— start of EXCERPT —

That is pretty much how most of us have got the lights working I think. If I missed anything or screwed up somewhere than feel free to correct me.


----------



## Madcow86 (Nov 22, 2009)

just got my 2010 TDI and was wondering if i'll have this problem when i put them on the fog's? skimmed though but didn't see anything specific


----------



## Gryphon001 (Apr 25, 2008)

*Re: (Madcow86)*

to the best of my limited knowledge... no.
No one I have spoken to has ever had an issue with having them in their fogs. It seems to be limited to just the headlights.


----------



## Madcow86 (Nov 22, 2009)

*Re: (Gryphon001)*

sweet thanks for the quick reply


----------



## AAudiA6 (Nov 29, 2006)

*Re: (Gryphon001)*

I'm running the vvme HID kit and they are 55w - 6000k. I had the flickering issue and I did the VAG-COM configuration and now the flickering is fine. So far so good, everything works well, and it's been about 2 months or so. 
Now here is my question. I noticed that if I have my wipers running at night, with HID's on, everything is fine. But when I use the windshield washer to clean the windshield, I smell something burning, and it smells like electric type of burning something being overloaded or fyring? 
Can someone comment on this? I'm wondering if the windshield washer nozzles are putting extra resistance on the electrical circuit and that's why it smells...I figure it will burn soon if I continue to do this?


----------



## fergie.g (May 11, 2008)

*Re: (AAudiA6)*


_Quote, originally posted by *AAudiA6* »_...I'm wondering if the windshield washer nozzles are putting extra resistance on the electrical circuit and that's why it smells...I figure it will burn soon if I continue to do this?

— end of EXCERPT —
— start of ENTRIES SHOWN —

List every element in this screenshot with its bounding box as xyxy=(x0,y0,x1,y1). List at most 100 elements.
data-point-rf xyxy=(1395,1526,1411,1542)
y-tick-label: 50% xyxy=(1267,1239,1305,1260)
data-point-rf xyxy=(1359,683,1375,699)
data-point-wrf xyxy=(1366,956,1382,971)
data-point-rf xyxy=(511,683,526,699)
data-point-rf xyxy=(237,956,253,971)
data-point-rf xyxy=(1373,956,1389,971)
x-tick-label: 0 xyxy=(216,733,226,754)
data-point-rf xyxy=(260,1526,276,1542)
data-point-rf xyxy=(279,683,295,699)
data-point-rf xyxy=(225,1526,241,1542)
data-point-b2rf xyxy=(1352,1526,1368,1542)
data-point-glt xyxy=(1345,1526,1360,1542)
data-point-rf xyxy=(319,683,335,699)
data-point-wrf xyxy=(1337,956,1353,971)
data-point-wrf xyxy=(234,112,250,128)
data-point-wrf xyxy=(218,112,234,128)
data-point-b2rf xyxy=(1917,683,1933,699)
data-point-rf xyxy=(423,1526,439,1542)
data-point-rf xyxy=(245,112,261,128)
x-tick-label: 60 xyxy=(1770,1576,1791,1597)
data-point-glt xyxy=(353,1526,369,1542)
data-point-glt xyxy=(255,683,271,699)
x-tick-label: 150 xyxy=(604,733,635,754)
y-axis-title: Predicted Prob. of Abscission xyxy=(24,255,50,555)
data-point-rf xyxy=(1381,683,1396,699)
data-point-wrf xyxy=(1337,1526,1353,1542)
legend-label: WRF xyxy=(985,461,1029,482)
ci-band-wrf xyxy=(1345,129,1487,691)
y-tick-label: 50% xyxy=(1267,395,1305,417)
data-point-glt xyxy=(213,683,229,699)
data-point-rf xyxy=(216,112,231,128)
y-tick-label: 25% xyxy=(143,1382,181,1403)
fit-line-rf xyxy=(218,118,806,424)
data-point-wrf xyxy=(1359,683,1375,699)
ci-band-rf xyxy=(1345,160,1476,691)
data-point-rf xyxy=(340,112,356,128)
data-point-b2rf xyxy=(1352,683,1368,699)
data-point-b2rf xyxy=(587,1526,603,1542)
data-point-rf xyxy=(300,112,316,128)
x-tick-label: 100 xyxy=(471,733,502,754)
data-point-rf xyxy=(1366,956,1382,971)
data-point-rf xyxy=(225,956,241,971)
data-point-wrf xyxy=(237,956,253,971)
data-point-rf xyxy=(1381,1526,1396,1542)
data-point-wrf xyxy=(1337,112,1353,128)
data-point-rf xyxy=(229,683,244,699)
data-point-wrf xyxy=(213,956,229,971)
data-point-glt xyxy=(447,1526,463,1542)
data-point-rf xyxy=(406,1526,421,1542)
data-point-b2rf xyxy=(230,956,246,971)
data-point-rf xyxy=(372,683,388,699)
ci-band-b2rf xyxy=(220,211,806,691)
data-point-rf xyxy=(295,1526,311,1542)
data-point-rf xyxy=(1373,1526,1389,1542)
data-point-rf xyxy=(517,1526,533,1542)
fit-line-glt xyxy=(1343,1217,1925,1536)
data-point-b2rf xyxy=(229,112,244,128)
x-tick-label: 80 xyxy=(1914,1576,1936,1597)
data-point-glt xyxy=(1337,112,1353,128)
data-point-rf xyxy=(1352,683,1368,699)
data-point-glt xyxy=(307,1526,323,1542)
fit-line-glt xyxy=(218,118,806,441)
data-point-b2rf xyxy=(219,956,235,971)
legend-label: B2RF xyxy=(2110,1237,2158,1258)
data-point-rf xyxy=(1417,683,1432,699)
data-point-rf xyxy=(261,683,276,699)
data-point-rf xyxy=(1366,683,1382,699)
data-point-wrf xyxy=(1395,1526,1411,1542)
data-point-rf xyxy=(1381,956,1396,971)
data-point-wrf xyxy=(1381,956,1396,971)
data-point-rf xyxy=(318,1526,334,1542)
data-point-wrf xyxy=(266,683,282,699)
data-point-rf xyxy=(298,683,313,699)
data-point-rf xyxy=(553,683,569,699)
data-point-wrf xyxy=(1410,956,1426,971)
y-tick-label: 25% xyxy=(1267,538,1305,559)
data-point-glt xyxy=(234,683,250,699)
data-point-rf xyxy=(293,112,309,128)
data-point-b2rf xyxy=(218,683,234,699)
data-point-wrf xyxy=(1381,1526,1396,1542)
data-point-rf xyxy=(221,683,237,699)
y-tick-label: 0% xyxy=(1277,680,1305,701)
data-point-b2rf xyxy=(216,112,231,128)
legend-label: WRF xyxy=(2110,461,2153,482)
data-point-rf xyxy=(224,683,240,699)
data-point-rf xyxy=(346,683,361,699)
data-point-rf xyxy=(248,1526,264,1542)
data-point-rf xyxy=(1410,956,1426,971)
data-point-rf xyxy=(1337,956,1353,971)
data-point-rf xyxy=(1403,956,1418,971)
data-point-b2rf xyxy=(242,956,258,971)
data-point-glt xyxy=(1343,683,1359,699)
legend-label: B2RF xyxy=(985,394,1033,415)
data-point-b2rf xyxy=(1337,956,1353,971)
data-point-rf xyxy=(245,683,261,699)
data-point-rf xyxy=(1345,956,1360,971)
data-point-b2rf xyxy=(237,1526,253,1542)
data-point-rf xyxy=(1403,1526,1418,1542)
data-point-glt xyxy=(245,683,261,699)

— end of ENTRIES SHOWN —

REQUIRED ACTIONS>
**1.** Summarize the HID forum thread in two sentences.
**2.** Duplicate the part of the HID forum thread that begins at the words "to the best" and stops after "just the headlights.".
**3.** Go on with the HID forum thread from the point where it stops.
The listing has no connection to the HID forum thread.

ANSWERS BY TASK>
**1.** In the HID forum thread, an owner of a new 2010 TDI asks whether putting the lights in the fogs will cause the same problem, and a reply says no one the replier has spoken to has had an issue with fogs because it seems limited to the headlights. Another poster running a 55w, 6000k vvme HID kit reports that a VAG-COM configuration fixed the flickering, but that using the windshield washer at night with the HIDs on brings an electrical burning smell, and asks whether the washer nozzles put extra resistance on the circuit.

**2.**
to the best of my limited knowledge... no.
No one I have spoken to has ever had an issue with having them in their fogs. It seems to be limited to just the headlights.

**3.**
Interesting development, of all the posts on here, it didn't really clarify the issue of what happens if you run your windshield washer fluid and wipers at the same time. My guess is that if you really would want to avoid using the wipers, do what some of us did and wipe some Rain-X on the windshield. $6/bottle vs. $200+ for a wiper motor, you choose.
I recently just bought a VVME kit but I'd like to confirm all possible conditions to make sure it works, I'm having second thoughts now because if it snows, you'll definitely need the wipers in those stormy nights.
Whatever happened to Kwanja_a3's hid install? Did his wiper motor really burn out because of it?


----------



## tiptronic (Apr 18, 1999)

*Re: (AAudiA6)*


_Quote, originally posted by *AAudiA6* »_ 
Now here is my question. I noticed that if I have my wipers running at night, with HID's on, everything is fine. But when I use the windshield washer to clean the windshield, I smell something burning, and it smells like electric type of burning something being overloaded or fyring? 
Can someone comment on this? I'm wondering if the windshield washer nozzles are putting extra resistance on the electrical circuit and that's why it smells...I figure it will burn soon if I continue to do this? 


When was the last time you used your washer/nozzles? Was it serviced by Audi most of the time. Mind you, the 'factory' washer liquid has that weird aroma,unlike the unscented ones found at local auto-stores. Just a thought.
Otherwise, I used the VVME *35w, w/out can bus, w/out vag-com and never had major issues (except for a 2-3 cases- not often- where the HID flickered for a quick sec- while driving w/ wipers on...) i used the VVME for at least 30k. 
What I noticed however w/ the Retrosolutions/ digital kit- the start up-s are very 'soft' then gradual brightness to normal level after 5seconds. I'm hoping that with that lower start up power that it is preventing any 'powerspikes' to the electrical wiring to the wiper system. so far- i have used the RS kit for 20k-- and (knock on wood) no issues. 
There must be some kind of harness that can be added to the main power lines to the headlaps- perhaps a fuse based connector to 'stop' any kind of power surge going back up to the wiper system.. anyone 
w/ that kind of electrical brainiac can look into this? 
e


----------



## Diranged (Dec 13, 2009)

so I just installed the retro solutions HID kit (35w, 6000k, canbus warning canceler) and i blew my wiper motor instantly. im not sure what caused it, but now I'm going to take my chances at the delaer going for a replacement.


----------



## tiptronic (Apr 18, 1999)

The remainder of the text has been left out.